> SELECTED EXTRACT
--- START ---

How ‘Eggmaxxing’ Became the Latest Fertility Quest

Some women are choosing to bank dozens of eggs—even more than 100—in a bid for greater control over their lives, careers and families.

By
Amy Dockser Marcus
[email protected]Profile and archive
Art: Clark Miller (photos: Getty Images)

Among the many private group chats circulating through Silicon Valley these days, one of the more unusual ones is a thread called “To Make an Omelette.”

The chat, which was started last year, numbers more than 80 women, including tech founders and other white-collar professionals. (It was originally assembled by Aella, a figure within the Bay Area’s AI rationalist scene, who is also a pseudonymous sex worker.) I spoke with several “To Make an Omelette” participants, most of whom did not want to share their identities publicly given the sensitive topic of the group’s conversation: female fertility—and how they can produce more eggs.

The women, mainly in their 20s and 30s, join because they are freezing their eggs or planning for it. The procedure is a linchpin of fertility treatments such as in vitro fertilization, which now accounts for more than 2% of births in the U.S. every year.

Doctors usually advise women under 35 that they should plan for one to two rounds of egg freezing to harvest 15 eggs, a number that offers good odds of having one child. “To Make an Omelette” emerged to support women who are banking—or at least attempting to bank—dozens and dozens of eggs, perhaps 100 or more. They belong to a niche but growing community of women—call them eggmaxxers.

--- END ---

> REQUIREMENT
According to the eggmaxxing article, how many women belong to the "To Make an Omelette" chat?

> DATASET CONTENT
--- START ---

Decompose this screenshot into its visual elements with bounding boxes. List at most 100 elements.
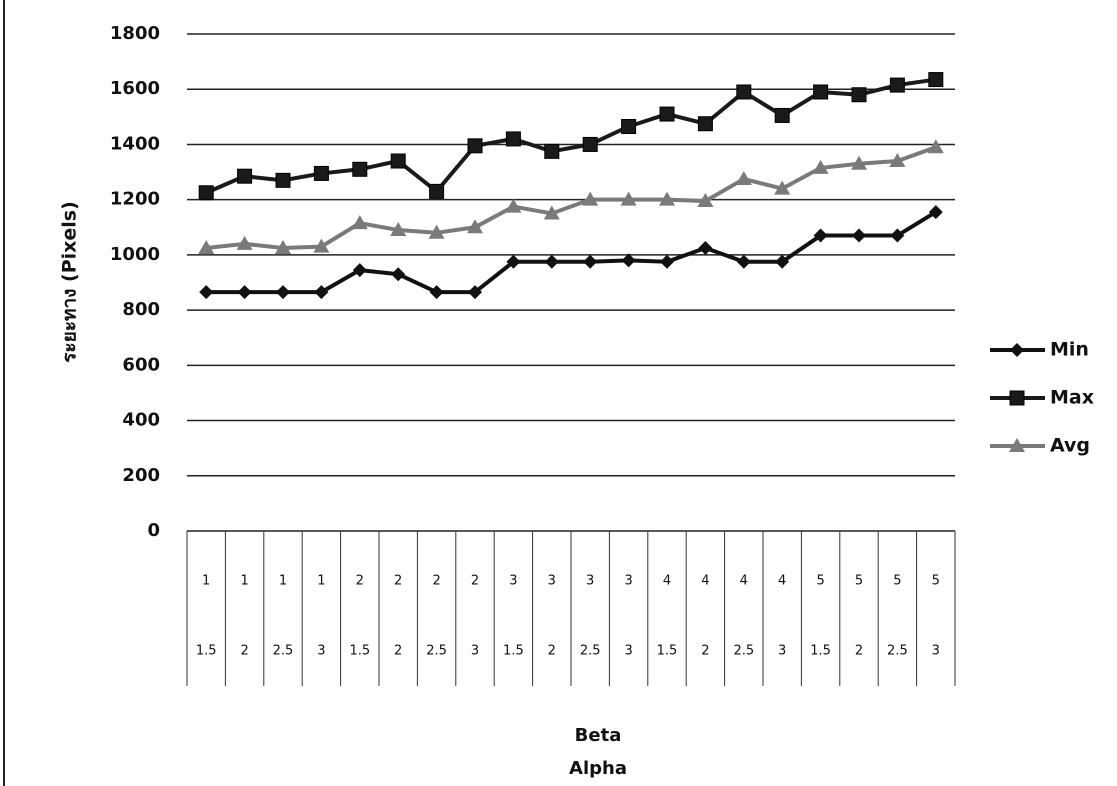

--- END ---

> COMPLETED EXERCISE
More than 80 women.